### Problem statement
Reproduce the data that follows in its entirety, character for character.

>> begin Given entries

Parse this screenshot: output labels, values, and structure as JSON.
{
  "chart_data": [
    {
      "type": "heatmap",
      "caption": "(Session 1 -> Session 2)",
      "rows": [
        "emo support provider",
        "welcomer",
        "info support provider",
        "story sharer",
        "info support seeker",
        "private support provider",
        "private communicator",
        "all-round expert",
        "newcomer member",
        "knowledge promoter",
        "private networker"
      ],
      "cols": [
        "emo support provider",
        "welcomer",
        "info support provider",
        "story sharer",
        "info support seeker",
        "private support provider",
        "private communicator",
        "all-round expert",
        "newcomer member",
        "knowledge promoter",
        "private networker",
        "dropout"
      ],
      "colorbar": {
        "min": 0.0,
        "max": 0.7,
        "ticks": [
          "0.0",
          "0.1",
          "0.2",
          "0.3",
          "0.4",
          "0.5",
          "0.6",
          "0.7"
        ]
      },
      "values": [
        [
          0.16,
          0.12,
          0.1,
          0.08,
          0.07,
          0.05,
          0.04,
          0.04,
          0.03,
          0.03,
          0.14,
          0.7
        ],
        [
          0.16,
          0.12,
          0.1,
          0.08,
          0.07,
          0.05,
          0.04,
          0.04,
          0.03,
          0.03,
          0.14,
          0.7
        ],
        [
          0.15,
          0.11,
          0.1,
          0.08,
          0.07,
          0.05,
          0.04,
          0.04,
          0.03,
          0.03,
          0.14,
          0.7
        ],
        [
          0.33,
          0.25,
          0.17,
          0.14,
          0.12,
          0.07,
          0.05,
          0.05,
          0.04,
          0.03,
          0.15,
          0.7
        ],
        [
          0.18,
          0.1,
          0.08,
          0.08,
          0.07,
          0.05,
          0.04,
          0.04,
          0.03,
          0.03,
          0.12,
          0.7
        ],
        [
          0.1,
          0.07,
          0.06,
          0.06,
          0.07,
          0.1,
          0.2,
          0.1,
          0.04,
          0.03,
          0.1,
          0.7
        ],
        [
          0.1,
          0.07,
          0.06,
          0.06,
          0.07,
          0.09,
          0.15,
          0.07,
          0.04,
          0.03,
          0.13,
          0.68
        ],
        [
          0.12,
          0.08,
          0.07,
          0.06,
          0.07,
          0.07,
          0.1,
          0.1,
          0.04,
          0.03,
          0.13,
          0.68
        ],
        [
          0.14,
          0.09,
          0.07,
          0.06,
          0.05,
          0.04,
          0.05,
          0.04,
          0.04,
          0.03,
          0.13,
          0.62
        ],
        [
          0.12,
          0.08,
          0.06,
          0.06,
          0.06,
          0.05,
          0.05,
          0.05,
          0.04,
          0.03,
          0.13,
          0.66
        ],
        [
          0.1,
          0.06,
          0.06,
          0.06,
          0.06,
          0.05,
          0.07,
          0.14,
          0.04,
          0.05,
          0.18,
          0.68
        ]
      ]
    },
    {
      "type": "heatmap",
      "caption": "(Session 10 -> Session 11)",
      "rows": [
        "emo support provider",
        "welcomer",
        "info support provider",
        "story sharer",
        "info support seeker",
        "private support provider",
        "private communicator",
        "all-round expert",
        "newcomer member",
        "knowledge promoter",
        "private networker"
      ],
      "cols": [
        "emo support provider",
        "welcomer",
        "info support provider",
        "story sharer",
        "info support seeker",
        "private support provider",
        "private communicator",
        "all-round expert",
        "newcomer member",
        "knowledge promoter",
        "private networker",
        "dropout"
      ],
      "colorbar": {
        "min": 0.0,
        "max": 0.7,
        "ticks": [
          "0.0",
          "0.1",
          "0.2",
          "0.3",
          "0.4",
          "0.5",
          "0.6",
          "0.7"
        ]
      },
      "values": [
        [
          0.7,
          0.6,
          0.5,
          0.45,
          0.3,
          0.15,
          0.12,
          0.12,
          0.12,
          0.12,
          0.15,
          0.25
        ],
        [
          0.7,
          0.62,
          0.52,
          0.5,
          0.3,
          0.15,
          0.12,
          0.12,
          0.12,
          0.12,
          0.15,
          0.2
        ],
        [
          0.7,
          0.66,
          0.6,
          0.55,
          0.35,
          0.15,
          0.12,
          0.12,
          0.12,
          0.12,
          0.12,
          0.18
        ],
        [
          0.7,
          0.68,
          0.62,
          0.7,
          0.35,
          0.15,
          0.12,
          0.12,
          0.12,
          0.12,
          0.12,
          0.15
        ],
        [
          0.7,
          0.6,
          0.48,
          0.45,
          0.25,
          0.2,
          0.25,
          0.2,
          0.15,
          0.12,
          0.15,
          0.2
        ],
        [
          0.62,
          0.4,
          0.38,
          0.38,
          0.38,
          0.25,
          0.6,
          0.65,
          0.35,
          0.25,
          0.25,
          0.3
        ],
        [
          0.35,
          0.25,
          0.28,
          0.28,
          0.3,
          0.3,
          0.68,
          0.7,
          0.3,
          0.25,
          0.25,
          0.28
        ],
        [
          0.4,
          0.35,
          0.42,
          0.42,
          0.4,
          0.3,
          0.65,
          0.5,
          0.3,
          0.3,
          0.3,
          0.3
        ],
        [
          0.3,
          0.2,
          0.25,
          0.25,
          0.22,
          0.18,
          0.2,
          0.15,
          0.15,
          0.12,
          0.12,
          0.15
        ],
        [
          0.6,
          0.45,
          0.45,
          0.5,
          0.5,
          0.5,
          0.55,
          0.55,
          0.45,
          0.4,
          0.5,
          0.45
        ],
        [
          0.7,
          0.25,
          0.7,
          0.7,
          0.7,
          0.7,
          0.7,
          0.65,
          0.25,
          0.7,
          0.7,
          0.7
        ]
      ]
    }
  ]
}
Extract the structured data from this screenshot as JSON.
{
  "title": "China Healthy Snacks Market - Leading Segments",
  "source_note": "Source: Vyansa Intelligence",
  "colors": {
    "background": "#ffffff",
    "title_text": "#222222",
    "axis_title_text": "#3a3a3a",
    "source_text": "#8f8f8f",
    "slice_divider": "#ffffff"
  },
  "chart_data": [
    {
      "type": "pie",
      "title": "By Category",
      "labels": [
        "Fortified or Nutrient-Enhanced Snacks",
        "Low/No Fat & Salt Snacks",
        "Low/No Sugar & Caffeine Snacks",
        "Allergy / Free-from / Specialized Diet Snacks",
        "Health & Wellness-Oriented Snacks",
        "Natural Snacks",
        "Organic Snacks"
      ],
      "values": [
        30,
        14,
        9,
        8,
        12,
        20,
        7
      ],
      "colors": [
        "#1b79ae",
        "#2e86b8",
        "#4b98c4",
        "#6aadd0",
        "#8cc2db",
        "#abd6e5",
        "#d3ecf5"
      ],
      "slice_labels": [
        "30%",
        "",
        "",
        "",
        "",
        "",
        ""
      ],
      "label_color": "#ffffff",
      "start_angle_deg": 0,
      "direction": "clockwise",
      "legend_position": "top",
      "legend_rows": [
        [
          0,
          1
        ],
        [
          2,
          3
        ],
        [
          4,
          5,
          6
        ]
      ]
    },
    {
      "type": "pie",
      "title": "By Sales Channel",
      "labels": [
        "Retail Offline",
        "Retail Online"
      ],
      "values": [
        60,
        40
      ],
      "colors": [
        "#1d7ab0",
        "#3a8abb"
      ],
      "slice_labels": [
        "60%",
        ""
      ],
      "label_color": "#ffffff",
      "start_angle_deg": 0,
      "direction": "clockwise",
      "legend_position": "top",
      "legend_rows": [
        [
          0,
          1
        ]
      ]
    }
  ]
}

>> end Given entries

### Full answer
Parse this screenshot: output labels, values, and structure as JSON.
{
  "chart_data": [
    {
      "type": "heatmap",
      "caption": "(Session 1 -> Session 2)",
      "rows": [
        "emo support provider",
        "welcomer",
        "info support provider",
        "story sharer",
        "info support seeker",
        "private support provider",
        "private communicator",
        "all-round expert",
        "newcomer member",
        "knowledge promoter",
        "private networker"
      ],
      "cols": [
        "emo support provider",
        "welcomer",
        "info support provider",
        "story sharer",
        "info support seeker",
        "private support provider",
        "private communicator",
        "all-round expert",
        "newcomer member",
        "knowledge promoter",
        "private networker",
        "dropout"
      ],
      "colorbar": {
        "min": 0.0,
        "max": 0.7,
        "ticks": [
          "0.0",
          "0.1",
          "0.2",
          "0.3",
          "0.4",
          "0.5",
          "0.6",
          "0.7"
        ]
      },
      "values": [
        [
          0.16,
          0.12,
          0.1,
          0.08,
          0.07,
          0.05,
          0.04,
          0.04,
          0.03,
          0.03,
          0.14,
          0.7
        ],
        [
          0.16,
          0.12,
          0.1,
          0.08,
          0.07,
          0.05,
          0.04,
          0.04,
          0.03,
          0.03,
          0.14,
          0.7
        ],
        [
          0.15,
          0.11,
          0.1,
          0.08,
          0.07,
          0.05,
          0.04,
          0.04,
          0.03,
          0.03,
          0.14,
          0.7
        ],
        [
          0.33,
          0.25,
          0.17,
          0.14,
          0.12,
          0.07,
          0.05,
          0.05,
          0.04,
          0.03,
          0.15,
          0.7
        ],
        [
          0.18,
          0.1,
          0.08,
          0.08,
          0.07,
          0.05,
          0.04,
          0.04,
          0.03,
          0.03,
          0.12,
          0.7
        ],
        [
          0.1,
          0.07,
          0.06,
          0.06,
          0.07,
          0.1,
          0.2,
          0.1,
          0.04,
          0.03,
          0.1,
          0.7
        ],
        [
          0.1,
          0.07,
          0.06,
          0.06,
          0.07,
          0.09,
          0.15,
          0.07,
          0.04,
          0.03,
          0.13,
          0.68
        ],
        [
          0.12,
          0.08,
          0.07,
          0.06,
          0.07,
          0.07,
          0.1,
          0.1,
          0.04,
          0.03,
          0.13,
          0.68
        ],
        [
          0.14,
          0.09,
          0.07,
          0.06,
          0.05,
          0.04,
          0.05,
          0.04,
          0.04,
          0.03,
          0.13,
          0.62
        ],
        [
          0.12,
          0.08,
          0.06,
          0.06,
          0.06,
          0.05,
          0.05,
          0.05,
          0.04,
          0.03,
          0.13,
          0.66
        ],
        [
          0.1,
          0.06,
          0.06,
          0.06,
          0.06,
          0.05,
          0.07,
          0.14,
          0.04,
          0.05,
          0.18,
          0.68
        ]
      ]
    },
    {
      "type": "heatmap",
      "caption": "(Session 10 -> Session 11)",
      "rows": [
        "emo support provider",
        "welcomer",
        "info support provider",
        "story sharer",
        "info support seeker",
        "private support provider",
        "private communicator",
        "all-round expert",
        "newcomer member",
        "knowledge promoter",
        "private networker"
      ],
      "cols": [
        "emo support provider",
        "welcomer",
        "info support provider",
        "story sharer",
        "info support seeker",
        "private support provider",
        "private communicator",
        "all-round expert",
        "newcomer member",
        "knowledge promoter",
        "private networker",
        "dropout"
      ],
      "colorbar": {
        "min": 0.0,
        "max": 0.7,
        "ticks": [
          "0.0",
          "0.1",
          "0.2",
          "0.3",
          "0.4",
          "0.5",
          "0.6",
          "0.7"
        ]
      },
      "values": [
        [
          0.7,
          0.6,
          0.5,
          0.45,
          0.3,
          0.15,
          0.12,
          0.12,
          0.12,
          0.12,
          0.15,
          0.25
        ],
        [
          0.7,
          0.62,
          0.52,
          0.5,
          0.3,
          0.15,
          0.12,
          0.12,
          0.12,
          0.12,
          0.15,
          0.2
        ],
        [
          0.7,
          0.66,
          0.6,
          0.55,
          0.35,
          0.15,
          0.12,
          0.12,
          0.12,
          0.12,
          0.12,
          0.18
        ],
        [
          0.7,
          0.68,
          0.62,
          0.7,
          0.35,
          0.15,
          0.12,
          0.12,
          0.12,
          0.12,
          0.12,
          0.15
        ],
        [
          0.7,
          0.6,
          0.48,
          0.45,
          0.25,
          0.2,
          0.25,
          0.2,
          0.15,
          0.12,
          0.15,
          0.2
        ],
        [
          0.62,
          0.4,
          0.38,
          0.38,
          0.38,
          0.25,
          0.6,
          0.65,
          0.35,
          0.25,
          0.25,
          0.3
        ],
        [
          0.35,
          0.25,
          0.28,
          0.28,
          0.3,
          0.3,
          0.68,
          0.7,
          0.3,
          0.25,
          0.25,
          0.28
        ],
        [
          0.4,
          0.35,
          0.42,
          0.42,
          0.4,
          0.3,
          0.65,
          0.5,
          0.3,
          0.3,
          0.3,
          0.3
        ],
        [
          0.3,
          0.2,
          0.25,
          0.25,
          0.22,
          0.18,
          0.2,
          0.15,
          0.15,
          0.12,
          0.12,
          0.15
        ],
        [
          0.6,
          0.45,
          0.45,
          0.5,
          0.5,
          0.5,
          0.55,
          0.55,
          0.45,
          0.4,
          0.5,
          0.45
        ],
        [
          0.7,
          0.25,
          0.7,
          0.7,
          0.7,
          0.7,
          0.7,
          0.65,
          0.25,
          0.7,
          0.7,
          0.7
        ]
      ]
    }
  ]
}
Extract the structured data from this screenshot as JSON.
{
  "title": "China Healthy Snacks Market - Leading Segments",
  "source_note": "Source: Vyansa Intelligence",
  "colors": {
    "background": "#ffffff",
    "title_text": "#222222",
    "axis_title_text": "#3a3a3a",
    "source_text": "#8f8f8f",
    "slice_divider": "#ffffff"
  },
  "chart_data": [
    {
      "type": "pie",
      "title": "By Category",
      "labels": [
        "Fortified or Nutrient-Enhanced Snacks",
        "Low/No Fat & Salt Snacks",
        "Low/No Sugar & Caffeine Snacks",
        "Allergy / Free-from / Specialized Diet Snacks",
        "Health & Wellness-Oriented Snacks",
        "Natural Snacks",
        "Organic Snacks"
      ],
      "values": [
        30,
        14,
        9,
        8,
        12,
        20,
        7
      ],
      "colors": [
        "#1b79ae",
        "#2e86b8",
        "#4b98c4",
        "#6aadd0",
        "#8cc2db",
        "#abd6e5",
        "#d3ecf5"
      ],
      "slice_labels": [
        "30%",
        "",
        "",
        "",
        "",
        "",
        ""
      ],
      "label_color": "#ffffff",
      "start_angle_deg": 0,
      "direction": "clockwise",
      "legend_position": "top",
      "legend_rows": [
        [
          0,
          1
        ],
        [
          2,
          3
        ],
        [
          4,
          5,
          6
        ]
      ]
    },
    {
      "type": "pie",
      "title": "By Sales Channel",
      "labels": [
        "Retail Offline",
        "Retail Online"
      ],
      "values": [
        60,
        40
      ],
      "colors": [
        "#1d7ab0",
        "#3a8abb"
      ],
      "slice_labels": [
        "60%",
        ""
      ],
      "label_color": "#ffffff",
      "start_angle_deg": 0,
      "direction": "clockwise",
      "legend_position": "top",
      "legend_rows": [
        [
          0,
          1
        ]
      ]
    }
  ]
}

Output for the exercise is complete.